> **INPUT FOR THIS TASK**:

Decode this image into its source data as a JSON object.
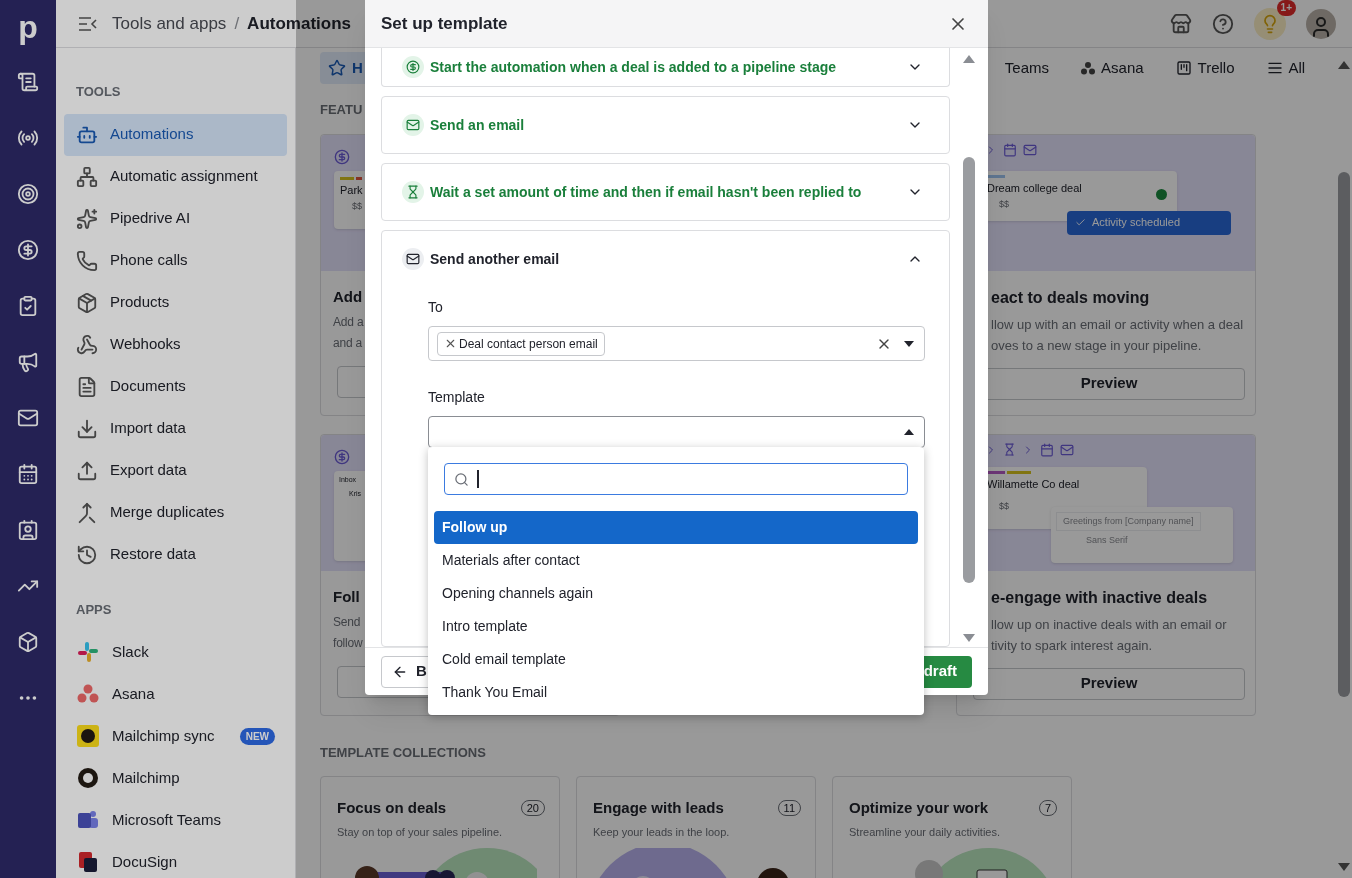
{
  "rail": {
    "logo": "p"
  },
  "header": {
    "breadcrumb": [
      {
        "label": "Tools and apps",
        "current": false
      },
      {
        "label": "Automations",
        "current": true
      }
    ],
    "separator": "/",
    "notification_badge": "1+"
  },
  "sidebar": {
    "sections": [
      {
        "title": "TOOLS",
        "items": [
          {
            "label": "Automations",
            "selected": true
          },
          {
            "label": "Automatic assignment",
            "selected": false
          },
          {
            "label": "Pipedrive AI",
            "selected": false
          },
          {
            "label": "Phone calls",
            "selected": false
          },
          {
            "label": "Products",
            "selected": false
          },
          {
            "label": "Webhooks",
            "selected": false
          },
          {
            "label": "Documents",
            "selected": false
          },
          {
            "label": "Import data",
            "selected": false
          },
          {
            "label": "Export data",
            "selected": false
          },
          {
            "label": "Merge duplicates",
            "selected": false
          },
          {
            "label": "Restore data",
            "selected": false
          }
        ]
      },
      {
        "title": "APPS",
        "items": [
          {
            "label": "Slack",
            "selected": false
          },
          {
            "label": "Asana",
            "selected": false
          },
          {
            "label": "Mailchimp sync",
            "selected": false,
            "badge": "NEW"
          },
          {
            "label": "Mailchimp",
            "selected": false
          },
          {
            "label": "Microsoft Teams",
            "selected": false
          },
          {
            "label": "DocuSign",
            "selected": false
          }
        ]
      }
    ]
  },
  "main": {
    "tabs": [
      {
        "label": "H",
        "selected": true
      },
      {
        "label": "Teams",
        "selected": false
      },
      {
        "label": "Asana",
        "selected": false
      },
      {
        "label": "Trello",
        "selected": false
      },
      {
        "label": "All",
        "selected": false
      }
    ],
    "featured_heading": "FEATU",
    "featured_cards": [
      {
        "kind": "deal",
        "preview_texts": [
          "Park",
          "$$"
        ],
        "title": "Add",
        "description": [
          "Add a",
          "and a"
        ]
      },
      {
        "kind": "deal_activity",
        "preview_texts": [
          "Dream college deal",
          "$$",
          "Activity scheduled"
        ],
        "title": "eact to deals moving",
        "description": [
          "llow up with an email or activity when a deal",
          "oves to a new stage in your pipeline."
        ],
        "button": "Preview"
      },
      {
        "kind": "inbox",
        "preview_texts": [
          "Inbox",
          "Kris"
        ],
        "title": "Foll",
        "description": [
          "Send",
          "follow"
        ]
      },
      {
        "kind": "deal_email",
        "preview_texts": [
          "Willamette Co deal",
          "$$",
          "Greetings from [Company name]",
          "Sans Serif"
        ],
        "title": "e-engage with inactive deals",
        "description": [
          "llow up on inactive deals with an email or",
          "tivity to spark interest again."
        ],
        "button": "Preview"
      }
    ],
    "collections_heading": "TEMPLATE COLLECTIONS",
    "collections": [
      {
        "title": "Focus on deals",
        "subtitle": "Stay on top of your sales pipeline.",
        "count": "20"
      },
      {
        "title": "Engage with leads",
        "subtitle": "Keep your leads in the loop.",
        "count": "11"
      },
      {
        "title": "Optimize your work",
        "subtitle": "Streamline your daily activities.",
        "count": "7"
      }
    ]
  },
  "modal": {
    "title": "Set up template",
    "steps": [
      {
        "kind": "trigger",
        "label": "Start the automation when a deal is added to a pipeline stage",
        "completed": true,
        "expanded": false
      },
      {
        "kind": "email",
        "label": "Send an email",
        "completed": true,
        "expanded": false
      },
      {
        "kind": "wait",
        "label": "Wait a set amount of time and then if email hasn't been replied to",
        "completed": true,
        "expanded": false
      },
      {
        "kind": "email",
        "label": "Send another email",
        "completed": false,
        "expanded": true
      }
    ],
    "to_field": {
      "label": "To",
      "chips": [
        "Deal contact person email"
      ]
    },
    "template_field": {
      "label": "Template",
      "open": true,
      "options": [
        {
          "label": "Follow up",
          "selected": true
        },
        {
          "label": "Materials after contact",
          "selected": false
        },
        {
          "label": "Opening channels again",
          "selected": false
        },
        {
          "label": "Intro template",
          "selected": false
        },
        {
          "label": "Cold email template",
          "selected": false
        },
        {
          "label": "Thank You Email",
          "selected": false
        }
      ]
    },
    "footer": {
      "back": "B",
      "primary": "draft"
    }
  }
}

> **TASK TO CARRY OUT**:
Reproduce all of the data exactly, omitting each picture it holds.

> **SOLUTION BELOW**:
Decode this image into its source data as a JSON object.
{
  "rail": {
    "logo": "p"
  },
  "header": {
    "breadcrumb": [
      {
        "label": "Tools and apps",
        "current": false
      },
      {
        "label": "Automations",
        "current": true
      }
    ],
    "separator": "/",
    "notification_badge": "1+"
  },
  "sidebar": {
    "sections": [
      {
        "title": "TOOLS",
        "items": [
          {
            "label": "Automations",
            "selected": true
          },
          {
            "label": "Automatic assignment",
            "selected": false
          },
          {
            "label": "Pipedrive AI",
            "selected": false
          },
          {
            "label": "Phone calls",
            "selected": false
          },
          {
            "label": "Products",
            "selected": false
          },
          {
            "label": "Webhooks",
            "selected": false
          },
          {
            "label": "Documents",
            "selected": false
          },
          {
            "label": "Import data",
            "selected": false
          },
          {
            "label": "Export data",
            "selected": false
          },
          {
            "label": "Merge duplicates",
            "selected": false
          },
          {
            "label": "Restore data",
            "selected": false
          }
        ]
      },
      {
        "title": "APPS",
        "items": [
          {
            "label": "Slack",
            "selected": false
          },
          {
            "label": "Asana",
            "selected": false
          },
          {
            "label": "Mailchimp sync",
            "selected": false,
            "badge": "NEW"
          },
          {
            "label": "Mailchimp",
            "selected": false
          },
          {
            "label": "Microsoft Teams",
            "selected": false
          },
          {
            "label": "DocuSign",
            "selected": false
          }
        ]
      }
    ]
  },
  "main": {
    "tabs": [
      {
        "label": "H",
        "selected": true
      },
      {
        "label": "Teams",
        "selected": false
      },
      {
        "label": "Asana",
        "selected": false
      },
      {
        "label": "Trello",
        "selected": false
      },
      {
        "label": "All",
        "selected": false
      }
    ],
    "featured_heading": "FEATU",
    "featured_cards": [
      {
        "kind": "deal",
        "preview_texts": [
          "Park",
          "$$"
        ],
        "title": "Add",
        "description": [
          "Add a",
          "and a"
        ]
      },
      {
        "kind": "deal_activity",
        "preview_texts": [
          "Dream college deal",
          "$$",
          "Activity scheduled"
        ],
        "title": "eact to deals moving",
        "description": [
          "llow up with an email or activity when a deal",
          "oves to a new stage in your pipeline."
        ],
        "button": "Preview"
      },
      {
        "kind": "inbox",
        "preview_texts": [
          "Inbox",
          "Kris"
        ],
        "title": "Foll",
        "description": [
          "Send",
          "follow"
        ]
      },
      {
        "kind": "deal_email",
        "preview_texts": [
          "Willamette Co deal",
          "$$",
          "Greetings from [Company name]",
          "Sans Serif"
        ],
        "title": "e-engage with inactive deals",
        "description": [
          "llow up on inactive deals with an email or",
          "tivity to spark interest again."
        ],
        "button": "Preview"
      }
    ],
    "collections_heading": "TEMPLATE COLLECTIONS",
    "collections": [
      {
        "title": "Focus on deals",
        "subtitle": "Stay on top of your sales pipeline.",
        "count": "20"
      },
      {
        "title": "Engage with leads",
        "subtitle": "Keep your leads in the loop.",
        "count": "11"
      },
      {
        "title": "Optimize your work",
        "subtitle": "Streamline your daily activities.",
        "count": "7"
      }
    ]
  },
  "modal": {
    "title": "Set up template",
    "steps": [
      {
        "kind": "trigger",
        "label": "Start the automation when a deal is added to a pipeline stage",
        "completed": true,
        "expanded": false
      },
      {
        "kind": "email",
        "label": "Send an email",
        "completed": true,
        "expanded": false
      },
      {
        "kind": "wait",
        "label": "Wait a set amount of time and then if email hasn't been replied to",
        "completed": true,
        "expanded": false
      },
      {
        "kind": "email",
        "label": "Send another email",
        "completed": false,
        "expanded": true
      }
    ],
    "to_field": {
      "label": "To",
      "chips": [
        "Deal contact person email"
      ]
    },
    "template_field": {
      "label": "Template",
      "open": true,
      "options": [
        {
          "label": "Follow up",
          "selected": true
        },
        {
          "label": "Materials after contact",
          "selected": false
        },
        {
          "label": "Opening channels again",
          "selected": false
        },
        {
          "label": "Intro template",
          "selected": false
        },
        {
          "label": "Cold email template",
          "selected": false
        },
        {
          "label": "Thank You Email",
          "selected": false
        }
      ]
    },
    "footer": {
      "back": "B",
      "primary": "draft"
    }
  }
}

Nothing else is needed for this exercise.